Extrait présenté:

%%

Le MDS appelle à l'instauration d'une deuxième République

Pour le MDS, l'’Algérie est à la veille d’un changement radical.
Pour le MDS, l'’Algérie est à la veille d’un changement radical.

Le Mouvement démocrate et sociale se pose la question : quelle alternative proposer à la société, en attente d’une solution concrète et réaliste ?

Dans un contexte international paradoxal, marqué par un aiguisement de la crise du système financier international générateur de profondes dépressions dont la gravité n’échappe à personne, y compris les défenseurs les plus acharnés du système néolibéral international et dont l’Algérie sera inéluctablement touchée au même titre que l’ensemble de la région, et les espoirs de liberté et de démocratie nés dans le printemps arabe et consacrés par le changement des pouvoirs totalitaires, les alternatives au changement radical dans notre pays tardent à se manifester, en particulier après l’expérience non aboutie de la CNCD (ou une ébauche de la construction de l’union) de former le large front des démocrates.

Les citoyens et patriotes s’interrogent : pourquoi l’Algérie n’a pas suivi les changements des révolutions du printemps du monde arabe ? En exprimant, sur le terrain des luttes quotidiennes, une volonté de sortie du statut quo et de l’impasse dans laquelle se trouve la société algérienne. Le MDS, conscient de la portée stratégique des prochaines échéances électorales, présente aux militants et à tous les démocrates qu’ils soient militants, syndicalistes, personnalités nationales ou cadre d’état, une contribution sur les différentes alternatives qui se présentent à la société, en vue de débattre, d’échanger et d’élaborer, collectivement, la démarche la plus bénéfique pour le pays, celle qui présente le plus de garantie à la réalisation de la perspective d’une république démocratique et sociale. L’organisation de cette rencontre nationale sur les élections s’inscrit dans le prolongement des recommandations de la conférence nationale du 11 novembre 2011.

%%

Consignes à suivre:
Reprenez mot pour mot le passage de l'extrait sur le MDS qui va de « Le Mouvement démocrate » jusqu'à « front des démocrates. » inclus.

Entrées des éléments encadrés
%%

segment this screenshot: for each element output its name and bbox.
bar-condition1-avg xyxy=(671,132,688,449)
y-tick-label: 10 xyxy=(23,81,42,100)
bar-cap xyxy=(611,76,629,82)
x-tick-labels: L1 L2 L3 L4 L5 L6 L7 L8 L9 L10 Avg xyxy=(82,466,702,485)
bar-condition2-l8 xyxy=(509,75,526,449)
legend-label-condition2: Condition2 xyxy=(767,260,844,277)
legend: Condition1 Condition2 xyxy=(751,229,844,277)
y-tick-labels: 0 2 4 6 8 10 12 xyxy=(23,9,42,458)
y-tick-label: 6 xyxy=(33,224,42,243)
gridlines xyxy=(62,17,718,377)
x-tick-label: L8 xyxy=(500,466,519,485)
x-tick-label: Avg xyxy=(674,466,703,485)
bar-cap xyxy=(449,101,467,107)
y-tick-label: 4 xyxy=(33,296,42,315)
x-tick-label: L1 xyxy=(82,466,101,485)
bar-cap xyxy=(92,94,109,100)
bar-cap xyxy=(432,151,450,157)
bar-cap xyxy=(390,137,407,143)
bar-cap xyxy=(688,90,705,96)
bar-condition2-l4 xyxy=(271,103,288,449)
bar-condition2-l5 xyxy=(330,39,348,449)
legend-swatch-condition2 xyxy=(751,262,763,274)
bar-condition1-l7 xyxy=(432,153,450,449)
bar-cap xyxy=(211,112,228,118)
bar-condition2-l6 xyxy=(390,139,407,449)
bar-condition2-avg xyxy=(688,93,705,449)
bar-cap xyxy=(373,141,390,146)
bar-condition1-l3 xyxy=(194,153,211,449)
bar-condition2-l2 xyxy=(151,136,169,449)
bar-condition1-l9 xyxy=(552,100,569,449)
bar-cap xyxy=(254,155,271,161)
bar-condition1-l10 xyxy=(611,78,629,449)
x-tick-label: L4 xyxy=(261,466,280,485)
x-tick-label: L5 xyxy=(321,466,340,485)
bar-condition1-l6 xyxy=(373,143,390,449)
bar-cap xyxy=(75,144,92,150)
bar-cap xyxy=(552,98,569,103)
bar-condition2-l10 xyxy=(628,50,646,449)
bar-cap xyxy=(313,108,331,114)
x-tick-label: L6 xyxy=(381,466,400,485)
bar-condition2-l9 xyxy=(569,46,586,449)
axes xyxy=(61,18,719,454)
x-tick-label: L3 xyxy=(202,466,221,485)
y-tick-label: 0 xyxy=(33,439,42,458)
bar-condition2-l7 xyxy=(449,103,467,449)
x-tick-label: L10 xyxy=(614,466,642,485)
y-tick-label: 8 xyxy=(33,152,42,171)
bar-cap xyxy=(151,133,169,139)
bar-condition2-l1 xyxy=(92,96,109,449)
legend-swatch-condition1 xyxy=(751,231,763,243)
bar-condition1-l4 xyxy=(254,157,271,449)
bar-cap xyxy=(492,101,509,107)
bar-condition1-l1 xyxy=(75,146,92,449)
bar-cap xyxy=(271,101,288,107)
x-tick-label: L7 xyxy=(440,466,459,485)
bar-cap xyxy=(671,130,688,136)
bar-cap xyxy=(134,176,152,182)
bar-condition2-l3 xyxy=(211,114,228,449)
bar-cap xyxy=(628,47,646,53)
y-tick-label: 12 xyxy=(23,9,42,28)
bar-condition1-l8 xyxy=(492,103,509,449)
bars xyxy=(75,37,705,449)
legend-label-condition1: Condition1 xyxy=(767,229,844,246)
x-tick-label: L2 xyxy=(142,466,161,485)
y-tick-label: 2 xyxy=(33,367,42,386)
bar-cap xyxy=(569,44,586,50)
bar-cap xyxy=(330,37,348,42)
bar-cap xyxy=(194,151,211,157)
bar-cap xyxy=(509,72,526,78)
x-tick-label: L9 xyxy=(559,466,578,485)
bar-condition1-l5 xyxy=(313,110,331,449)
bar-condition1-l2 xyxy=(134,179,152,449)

%%
%%

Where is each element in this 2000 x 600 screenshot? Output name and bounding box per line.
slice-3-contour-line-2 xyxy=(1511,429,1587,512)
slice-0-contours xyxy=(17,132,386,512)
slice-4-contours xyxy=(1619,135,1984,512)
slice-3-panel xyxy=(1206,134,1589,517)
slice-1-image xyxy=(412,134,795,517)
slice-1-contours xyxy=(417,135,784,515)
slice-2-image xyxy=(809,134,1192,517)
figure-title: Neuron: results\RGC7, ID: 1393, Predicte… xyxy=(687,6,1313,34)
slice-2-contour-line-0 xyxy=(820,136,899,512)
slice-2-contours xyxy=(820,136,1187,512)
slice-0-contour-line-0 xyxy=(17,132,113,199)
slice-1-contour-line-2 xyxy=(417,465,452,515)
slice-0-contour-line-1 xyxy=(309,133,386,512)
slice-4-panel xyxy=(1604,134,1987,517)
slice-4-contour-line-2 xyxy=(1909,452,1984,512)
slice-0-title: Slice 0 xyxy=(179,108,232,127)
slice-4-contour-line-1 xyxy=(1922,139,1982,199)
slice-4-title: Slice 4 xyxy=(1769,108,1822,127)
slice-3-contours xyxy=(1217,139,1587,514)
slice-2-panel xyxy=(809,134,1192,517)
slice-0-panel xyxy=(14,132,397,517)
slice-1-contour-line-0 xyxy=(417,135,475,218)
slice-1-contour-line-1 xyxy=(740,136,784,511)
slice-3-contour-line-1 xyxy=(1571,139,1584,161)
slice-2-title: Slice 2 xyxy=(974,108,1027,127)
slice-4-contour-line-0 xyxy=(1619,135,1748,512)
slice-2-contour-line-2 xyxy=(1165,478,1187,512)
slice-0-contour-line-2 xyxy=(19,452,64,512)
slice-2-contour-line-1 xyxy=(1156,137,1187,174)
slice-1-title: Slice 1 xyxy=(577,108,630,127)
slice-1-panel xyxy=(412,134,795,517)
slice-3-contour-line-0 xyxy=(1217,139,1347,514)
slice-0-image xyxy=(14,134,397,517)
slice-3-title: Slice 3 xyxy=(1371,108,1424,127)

%%

Résultat attendu:
Le Mouvement démocrate et sociale se pose la question : quelle alternative proposer à la société, en attente d’une solution concrète et réaliste ?

Dans un contexte international paradoxal, marqué par un aiguisement de la crise du système financier international générateur de profondes dépressions dont la gravité n’échappe à personne, y compris les défenseurs les plus acharnés du système néolibéral international et dont l’Algérie sera inéluctablement touchée au même titre que l’ensemble de la région, et les espoirs de liberté et de démocratie nés dans le printemps arabe et consacrés par le changement des pouvoirs totalitaires, les alternatives au changement radical dans notre pays tardent à se manifester, en particulier après l’expérience non aboutie de la CNCD (ou une ébauche de la construction de l’union) de former le large front des démocrates.